WHAT IS EXPECTED | Copy the lines holding the word "structure", all of them.

§ §

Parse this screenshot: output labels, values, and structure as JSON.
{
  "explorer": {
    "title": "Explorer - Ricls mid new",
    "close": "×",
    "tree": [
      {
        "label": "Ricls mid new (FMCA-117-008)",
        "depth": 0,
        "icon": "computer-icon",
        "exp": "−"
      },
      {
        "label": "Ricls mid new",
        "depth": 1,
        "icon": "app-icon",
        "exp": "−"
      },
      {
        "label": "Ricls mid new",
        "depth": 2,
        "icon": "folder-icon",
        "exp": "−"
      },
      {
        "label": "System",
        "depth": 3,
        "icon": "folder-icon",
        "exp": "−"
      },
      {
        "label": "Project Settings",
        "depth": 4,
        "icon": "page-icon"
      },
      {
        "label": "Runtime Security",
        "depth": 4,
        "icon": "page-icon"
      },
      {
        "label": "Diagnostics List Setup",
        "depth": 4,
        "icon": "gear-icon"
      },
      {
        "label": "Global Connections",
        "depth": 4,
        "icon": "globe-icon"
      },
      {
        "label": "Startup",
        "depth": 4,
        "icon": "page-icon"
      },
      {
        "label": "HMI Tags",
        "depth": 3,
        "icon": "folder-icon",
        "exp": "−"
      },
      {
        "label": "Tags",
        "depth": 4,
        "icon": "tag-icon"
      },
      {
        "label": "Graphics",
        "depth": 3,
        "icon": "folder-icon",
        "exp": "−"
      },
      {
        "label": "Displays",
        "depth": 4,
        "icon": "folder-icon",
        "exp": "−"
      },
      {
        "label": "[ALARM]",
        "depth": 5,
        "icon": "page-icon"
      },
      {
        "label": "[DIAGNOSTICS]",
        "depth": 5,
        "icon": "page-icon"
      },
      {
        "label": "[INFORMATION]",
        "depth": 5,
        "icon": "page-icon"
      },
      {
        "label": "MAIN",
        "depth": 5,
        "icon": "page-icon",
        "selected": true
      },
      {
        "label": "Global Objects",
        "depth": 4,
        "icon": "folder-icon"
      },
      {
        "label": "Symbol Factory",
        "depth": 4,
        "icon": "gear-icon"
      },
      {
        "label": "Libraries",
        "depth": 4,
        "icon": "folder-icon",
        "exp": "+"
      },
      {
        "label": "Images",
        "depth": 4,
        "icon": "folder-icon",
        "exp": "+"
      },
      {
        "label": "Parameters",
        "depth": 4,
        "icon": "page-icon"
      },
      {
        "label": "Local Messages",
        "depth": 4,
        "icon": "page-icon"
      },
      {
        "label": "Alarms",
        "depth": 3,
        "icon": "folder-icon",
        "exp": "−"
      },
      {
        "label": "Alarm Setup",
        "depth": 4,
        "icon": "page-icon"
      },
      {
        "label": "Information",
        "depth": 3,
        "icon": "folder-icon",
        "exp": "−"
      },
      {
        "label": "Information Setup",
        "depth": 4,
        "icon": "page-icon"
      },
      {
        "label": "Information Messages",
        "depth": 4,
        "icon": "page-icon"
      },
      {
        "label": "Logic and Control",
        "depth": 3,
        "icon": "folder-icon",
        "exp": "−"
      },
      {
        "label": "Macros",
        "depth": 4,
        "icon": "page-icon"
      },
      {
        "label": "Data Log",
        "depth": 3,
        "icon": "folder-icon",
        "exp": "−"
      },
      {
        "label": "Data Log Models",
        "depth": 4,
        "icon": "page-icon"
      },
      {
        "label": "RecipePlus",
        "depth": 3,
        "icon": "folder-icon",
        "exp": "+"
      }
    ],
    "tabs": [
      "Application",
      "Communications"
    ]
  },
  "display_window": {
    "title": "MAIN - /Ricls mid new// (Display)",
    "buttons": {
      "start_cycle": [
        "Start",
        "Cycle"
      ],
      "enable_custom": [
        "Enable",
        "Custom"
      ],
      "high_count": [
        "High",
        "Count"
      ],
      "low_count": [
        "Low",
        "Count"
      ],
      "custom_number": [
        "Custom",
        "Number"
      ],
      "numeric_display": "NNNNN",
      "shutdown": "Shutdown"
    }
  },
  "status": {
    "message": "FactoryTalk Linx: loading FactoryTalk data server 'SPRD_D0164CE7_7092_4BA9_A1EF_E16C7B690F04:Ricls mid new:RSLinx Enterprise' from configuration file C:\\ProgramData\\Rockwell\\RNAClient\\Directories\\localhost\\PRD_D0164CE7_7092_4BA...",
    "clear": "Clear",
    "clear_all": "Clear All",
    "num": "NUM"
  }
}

§ §

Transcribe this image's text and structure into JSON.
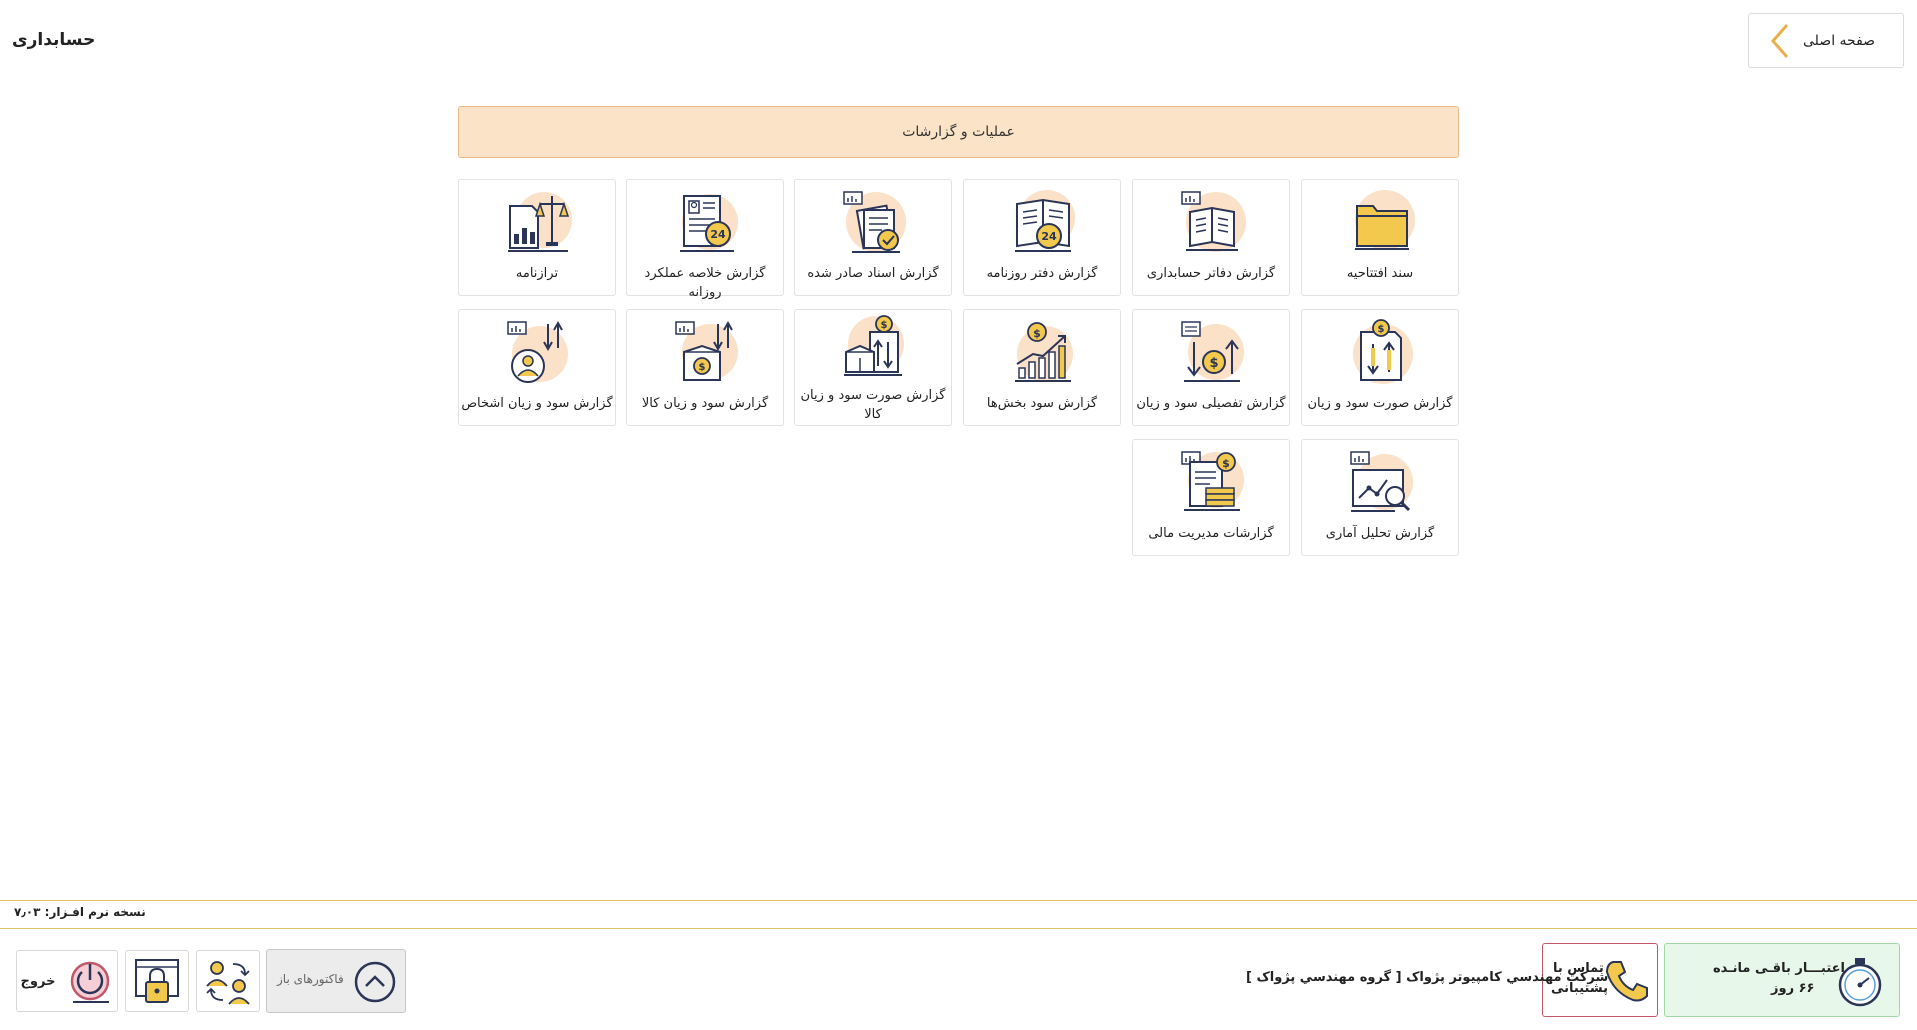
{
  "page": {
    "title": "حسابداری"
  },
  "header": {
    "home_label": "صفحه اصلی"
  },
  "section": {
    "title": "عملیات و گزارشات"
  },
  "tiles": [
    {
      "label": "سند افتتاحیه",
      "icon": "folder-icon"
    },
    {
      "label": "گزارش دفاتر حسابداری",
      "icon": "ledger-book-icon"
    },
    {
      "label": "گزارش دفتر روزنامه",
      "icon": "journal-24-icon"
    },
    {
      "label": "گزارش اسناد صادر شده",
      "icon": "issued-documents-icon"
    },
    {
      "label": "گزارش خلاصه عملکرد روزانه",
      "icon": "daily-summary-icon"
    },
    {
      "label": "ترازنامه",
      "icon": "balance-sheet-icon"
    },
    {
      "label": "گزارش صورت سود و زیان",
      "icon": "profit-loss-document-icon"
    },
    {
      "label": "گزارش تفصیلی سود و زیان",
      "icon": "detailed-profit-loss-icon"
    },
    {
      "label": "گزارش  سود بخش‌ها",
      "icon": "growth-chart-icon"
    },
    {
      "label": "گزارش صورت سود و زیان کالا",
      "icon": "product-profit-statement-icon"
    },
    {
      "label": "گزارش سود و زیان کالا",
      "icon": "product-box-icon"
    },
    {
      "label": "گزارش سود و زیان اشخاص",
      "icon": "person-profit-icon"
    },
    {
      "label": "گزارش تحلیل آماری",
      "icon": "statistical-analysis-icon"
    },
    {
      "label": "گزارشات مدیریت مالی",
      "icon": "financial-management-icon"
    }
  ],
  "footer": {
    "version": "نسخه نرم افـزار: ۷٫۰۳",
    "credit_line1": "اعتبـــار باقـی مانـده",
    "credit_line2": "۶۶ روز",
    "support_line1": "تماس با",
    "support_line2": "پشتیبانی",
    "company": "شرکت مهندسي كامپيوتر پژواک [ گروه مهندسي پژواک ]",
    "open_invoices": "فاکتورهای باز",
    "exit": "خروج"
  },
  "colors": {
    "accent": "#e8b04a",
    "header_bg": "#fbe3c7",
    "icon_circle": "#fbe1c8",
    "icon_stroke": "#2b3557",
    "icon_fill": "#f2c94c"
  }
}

§ §

TASK RESPONSE |
Parse this screenshot: output labels, values, and structure as JSON.
Transcribe this image's text and structure into JSON.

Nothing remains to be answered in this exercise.